## Request
Reproduce the listing exactly and skip over any pictures.

## Items

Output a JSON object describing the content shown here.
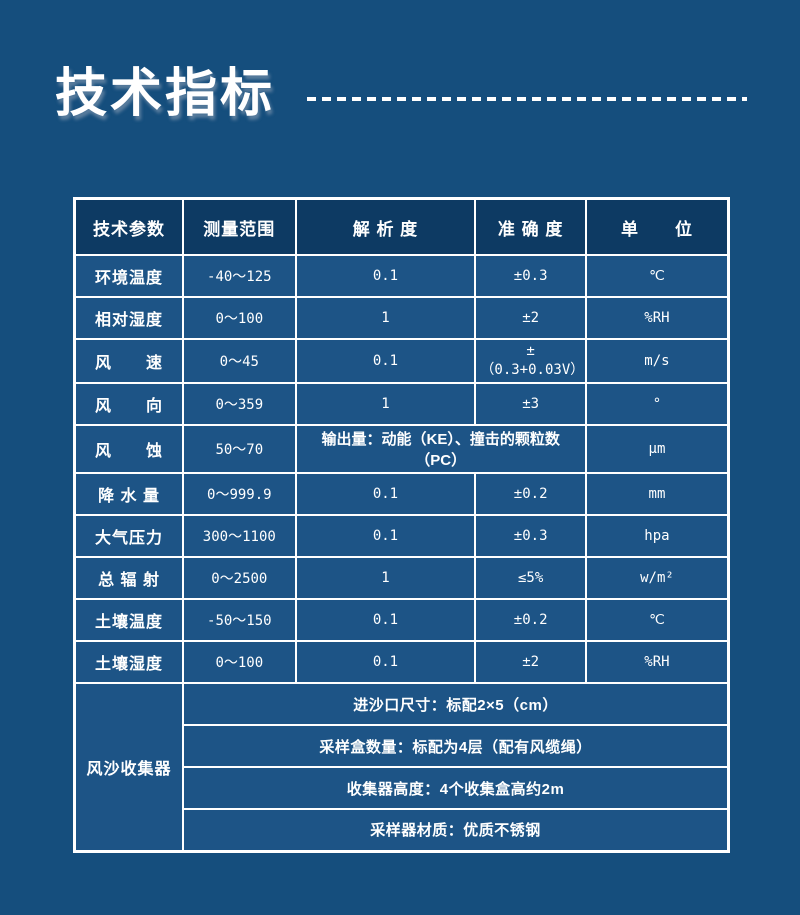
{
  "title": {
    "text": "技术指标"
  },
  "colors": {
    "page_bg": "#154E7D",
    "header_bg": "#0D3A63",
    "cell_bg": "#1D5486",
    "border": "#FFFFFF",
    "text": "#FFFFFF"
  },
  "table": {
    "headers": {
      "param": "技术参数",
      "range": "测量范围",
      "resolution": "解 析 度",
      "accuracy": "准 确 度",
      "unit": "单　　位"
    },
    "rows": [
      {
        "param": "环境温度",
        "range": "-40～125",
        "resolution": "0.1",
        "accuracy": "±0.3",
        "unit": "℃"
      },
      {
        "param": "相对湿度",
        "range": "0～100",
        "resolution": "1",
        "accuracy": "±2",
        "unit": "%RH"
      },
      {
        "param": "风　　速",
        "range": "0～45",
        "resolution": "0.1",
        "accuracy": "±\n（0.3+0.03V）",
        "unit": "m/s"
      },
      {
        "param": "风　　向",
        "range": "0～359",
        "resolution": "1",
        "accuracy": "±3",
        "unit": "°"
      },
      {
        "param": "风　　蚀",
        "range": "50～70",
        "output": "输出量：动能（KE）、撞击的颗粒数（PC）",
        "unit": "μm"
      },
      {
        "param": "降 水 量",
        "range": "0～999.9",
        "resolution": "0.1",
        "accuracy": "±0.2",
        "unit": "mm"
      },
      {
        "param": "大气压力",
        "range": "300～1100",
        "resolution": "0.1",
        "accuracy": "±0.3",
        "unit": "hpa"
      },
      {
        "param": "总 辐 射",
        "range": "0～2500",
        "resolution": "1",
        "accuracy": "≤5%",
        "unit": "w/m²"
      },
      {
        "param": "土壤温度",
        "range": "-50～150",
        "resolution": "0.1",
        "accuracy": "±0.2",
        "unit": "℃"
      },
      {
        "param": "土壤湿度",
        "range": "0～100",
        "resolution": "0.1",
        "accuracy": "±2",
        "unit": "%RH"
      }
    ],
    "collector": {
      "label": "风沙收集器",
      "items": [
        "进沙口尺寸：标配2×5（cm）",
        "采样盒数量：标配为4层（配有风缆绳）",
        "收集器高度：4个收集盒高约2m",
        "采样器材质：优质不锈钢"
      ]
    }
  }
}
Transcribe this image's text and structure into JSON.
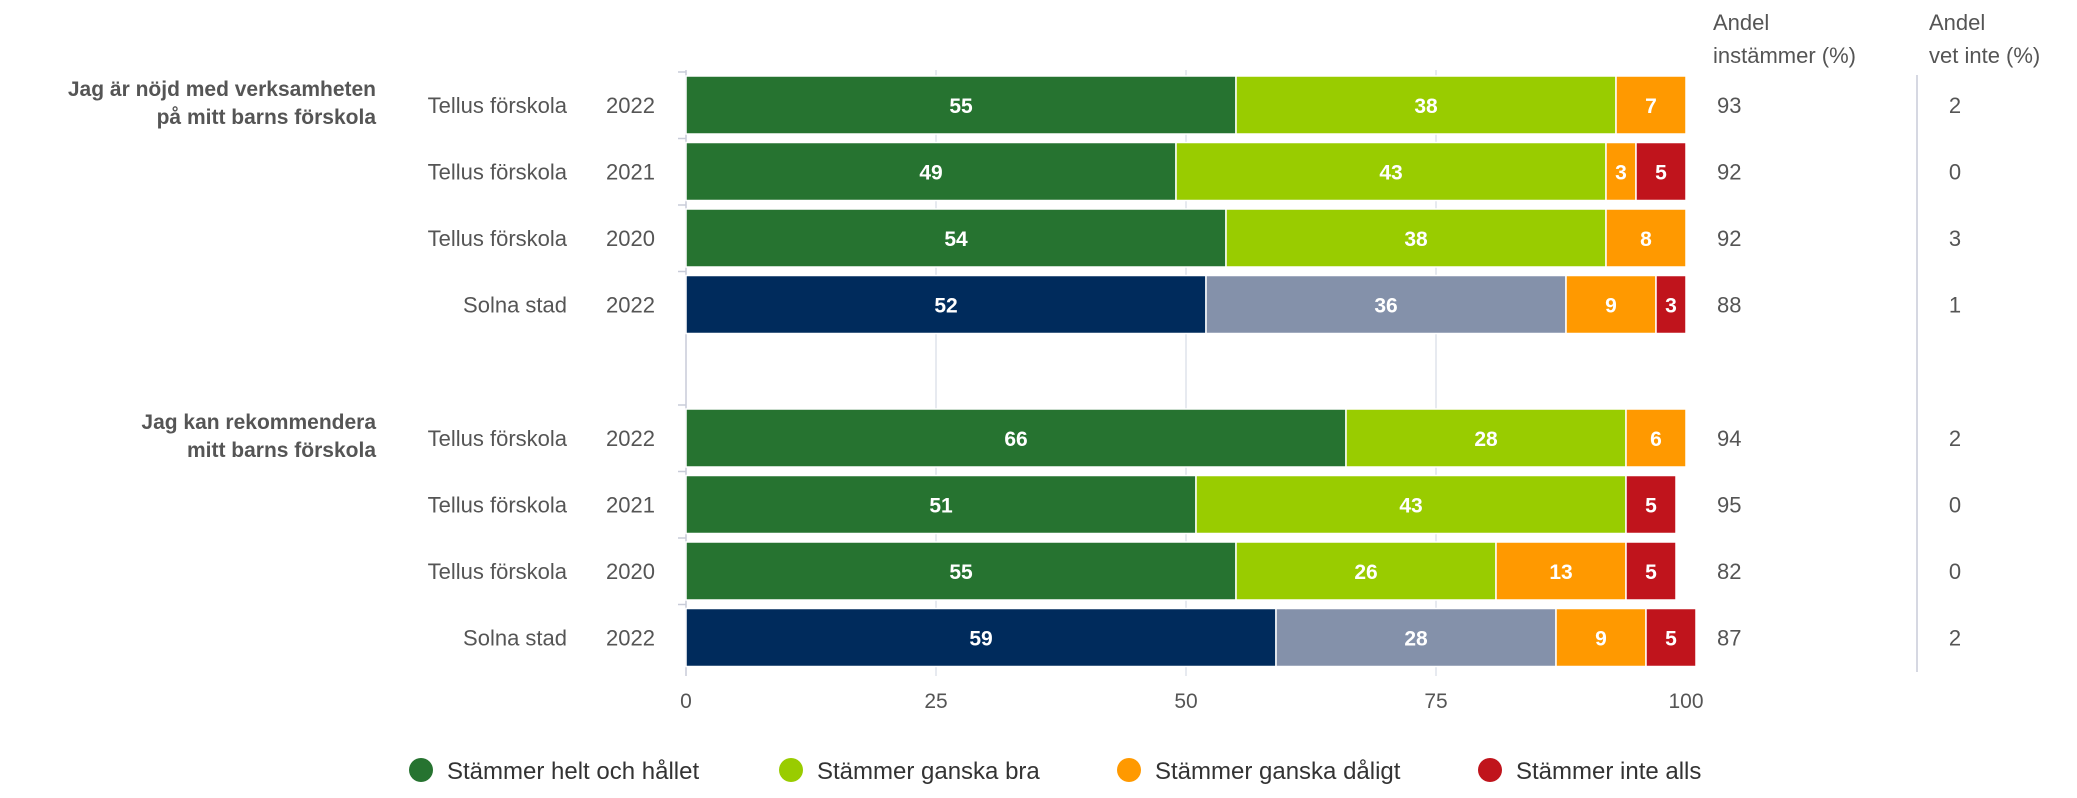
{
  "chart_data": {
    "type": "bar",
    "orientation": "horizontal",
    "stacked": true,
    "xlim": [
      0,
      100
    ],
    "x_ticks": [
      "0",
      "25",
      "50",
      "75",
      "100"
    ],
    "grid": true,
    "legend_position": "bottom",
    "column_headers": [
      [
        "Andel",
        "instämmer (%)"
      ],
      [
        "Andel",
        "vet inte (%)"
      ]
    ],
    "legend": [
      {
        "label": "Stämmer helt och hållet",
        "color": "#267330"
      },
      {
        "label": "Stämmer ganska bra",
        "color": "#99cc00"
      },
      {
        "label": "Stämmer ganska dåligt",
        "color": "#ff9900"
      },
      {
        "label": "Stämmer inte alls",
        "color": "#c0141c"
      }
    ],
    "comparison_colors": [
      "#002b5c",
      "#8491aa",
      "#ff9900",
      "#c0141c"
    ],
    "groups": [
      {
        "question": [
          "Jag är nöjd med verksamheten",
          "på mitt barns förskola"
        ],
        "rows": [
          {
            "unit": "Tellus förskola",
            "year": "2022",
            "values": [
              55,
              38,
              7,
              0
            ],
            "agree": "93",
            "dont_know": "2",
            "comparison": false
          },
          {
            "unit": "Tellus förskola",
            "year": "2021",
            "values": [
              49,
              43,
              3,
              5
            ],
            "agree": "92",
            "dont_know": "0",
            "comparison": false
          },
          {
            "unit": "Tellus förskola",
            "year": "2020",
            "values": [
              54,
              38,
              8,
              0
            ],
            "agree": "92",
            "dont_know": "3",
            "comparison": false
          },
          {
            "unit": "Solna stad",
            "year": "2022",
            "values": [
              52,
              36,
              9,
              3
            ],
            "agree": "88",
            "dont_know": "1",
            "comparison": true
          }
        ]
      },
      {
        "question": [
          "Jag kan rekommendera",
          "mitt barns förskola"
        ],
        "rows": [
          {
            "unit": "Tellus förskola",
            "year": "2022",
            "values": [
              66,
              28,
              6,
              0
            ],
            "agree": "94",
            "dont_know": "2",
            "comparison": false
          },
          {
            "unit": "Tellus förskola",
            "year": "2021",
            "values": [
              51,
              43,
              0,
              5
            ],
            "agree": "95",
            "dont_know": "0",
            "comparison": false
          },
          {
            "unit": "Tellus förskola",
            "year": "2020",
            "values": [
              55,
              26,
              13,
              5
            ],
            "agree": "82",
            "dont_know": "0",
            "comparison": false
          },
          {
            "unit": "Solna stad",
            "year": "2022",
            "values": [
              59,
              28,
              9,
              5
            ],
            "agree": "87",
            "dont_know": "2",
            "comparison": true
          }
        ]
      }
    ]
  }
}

## Written solution
Output a JSON object describing the content shown here.
{
  "title": {
    "text": "技术指标"
  },
  "colors": {
    "page_bg": "#154E7D",
    "header_bg": "#0D3A63",
    "cell_bg": "#1D5486",
    "border": "#FFFFFF",
    "text": "#FFFFFF"
  },
  "table": {
    "headers": {
      "param": "技术参数",
      "range": "测量范围",
      "resolution": "解 析 度",
      "accuracy": "准 确 度",
      "unit": "单　　位"
    },
    "rows": [
      {
        "param": "环境温度",
        "range": "-40～125",
        "resolution": "0.1",
        "accuracy": "±0.3",
        "unit": "℃"
      },
      {
        "param": "相对湿度",
        "range": "0～100",
        "resolution": "1",
        "accuracy": "±2",
        "unit": "%RH"
      },
      {
        "param": "风　　速",
        "range": "0～45",
        "resolution": "0.1",
        "accuracy": "±\n（0.3+0.03V）",
        "unit": "m/s"
      },
      {
        "param": "风　　向",
        "range": "0～359",
        "resolution": "1",
        "accuracy": "±3",
        "unit": "°"
      },
      {
        "param": "风　　蚀",
        "range": "50～70",
        "output": "输出量：动能（KE）、撞击的颗粒数（PC）",
        "unit": "μm"
      },
      {
        "param": "降 水 量",
        "range": "0～999.9",
        "resolution": "0.1",
        "accuracy": "±0.2",
        "unit": "mm"
      },
      {
        "param": "大气压力",
        "range": "300～1100",
        "resolution": "0.1",
        "accuracy": "±0.3",
        "unit": "hpa"
      },
      {
        "param": "总 辐 射",
        "range": "0～2500",
        "resolution": "1",
        "accuracy": "≤5%",
        "unit": "w/m²"
      },
      {
        "param": "土壤温度",
        "range": "-50～150",
        "resolution": "0.1",
        "accuracy": "±0.2",
        "unit": "℃"
      },
      {
        "param": "土壤湿度",
        "range": "0～100",
        "resolution": "0.1",
        "accuracy": "±2",
        "unit": "%RH"
      }
    ],
    "collector": {
      "label": "风沙收集器",
      "items": [
        "进沙口尺寸：标配2×5（cm）",
        "采样盒数量：标配为4层（配有风缆绳）",
        "收集器高度：4个收集盒高约2m",
        "采样器材质：优质不锈钢"
      ]
    }
  }
}
Transcribe this image's text and structure into JSON.
{
  "chart_data": {
    "type": "bar",
    "orientation": "horizontal",
    "stacked": true,
    "xlim": [
      0,
      100
    ],
    "x_ticks": [
      "0",
      "25",
      "50",
      "75",
      "100"
    ],
    "grid": true,
    "legend_position": "bottom",
    "column_headers": [
      [
        "Andel",
        "instämmer (%)"
      ],
      [
        "Andel",
        "vet inte (%)"
      ]
    ],
    "legend": [
      {
        "label": "Stämmer helt och hållet",
        "color": "#267330"
      },
      {
        "label": "Stämmer ganska bra",
        "color": "#99cc00"
      },
      {
        "label": "Stämmer ganska dåligt",
        "color": "#ff9900"
      },
      {
        "label": "Stämmer inte alls",
        "color": "#c0141c"
      }
    ],
    "comparison_colors": [
      "#002b5c",
      "#8491aa",
      "#ff9900",
      "#c0141c"
    ],
    "groups": [
      {
        "question": [
          "Jag är nöjd med verksamheten",
          "på mitt barns förskola"
        ],
        "rows": [
          {
            "unit": "Tellus förskola",
            "year": "2022",
            "values": [
              55,
              38,
              7,
              0
            ],
            "agree": "93",
            "dont_know": "2",
            "comparison": false
          },
          {
            "unit": "Tellus förskola",
            "year": "2021",
            "values": [
              49,
              43,
              3,
              5
            ],
            "agree": "92",
            "dont_know": "0",
            "comparison": false
          },
          {
            "unit": "Tellus förskola",
            "year": "2020",
            "values": [
              54,
              38,
              8,
              0
            ],
            "agree": "92",
            "dont_know": "3",
            "comparison": false
          },
          {
            "unit": "Solna stad",
            "year": "2022",
            "values": [
              52,
              36,
              9,
              3
            ],
            "agree": "88",
            "dont_know": "1",
            "comparison": true
          }
        ]
      },
      {
        "question": [
          "Jag kan rekommendera",
          "mitt barns förskola"
        ],
        "rows": [
          {
            "unit": "Tellus förskola",
            "year": "2022",
            "values": [
              66,
              28,
              6,
              0
            ],
            "agree": "94",
            "dont_know": "2",
            "comparison": false
          },
          {
            "unit": "Tellus förskola",
            "year": "2021",
            "values": [
              51,
              43,
              0,
              5
            ],
            "agree": "95",
            "dont_know": "0",
            "comparison": false
          },
          {
            "unit": "Tellus förskola",
            "year": "2020",
            "values": [
              55,
              26,
              13,
              5
            ],
            "agree": "82",
            "dont_know": "0",
            "comparison": false
          },
          {
            "unit": "Solna stad",
            "year": "2022",
            "values": [
              59,
              28,
              9,
              5
            ],
            "agree": "87",
            "dont_know": "2",
            "comparison": true
          }
        ]
      }
    ]
  }
}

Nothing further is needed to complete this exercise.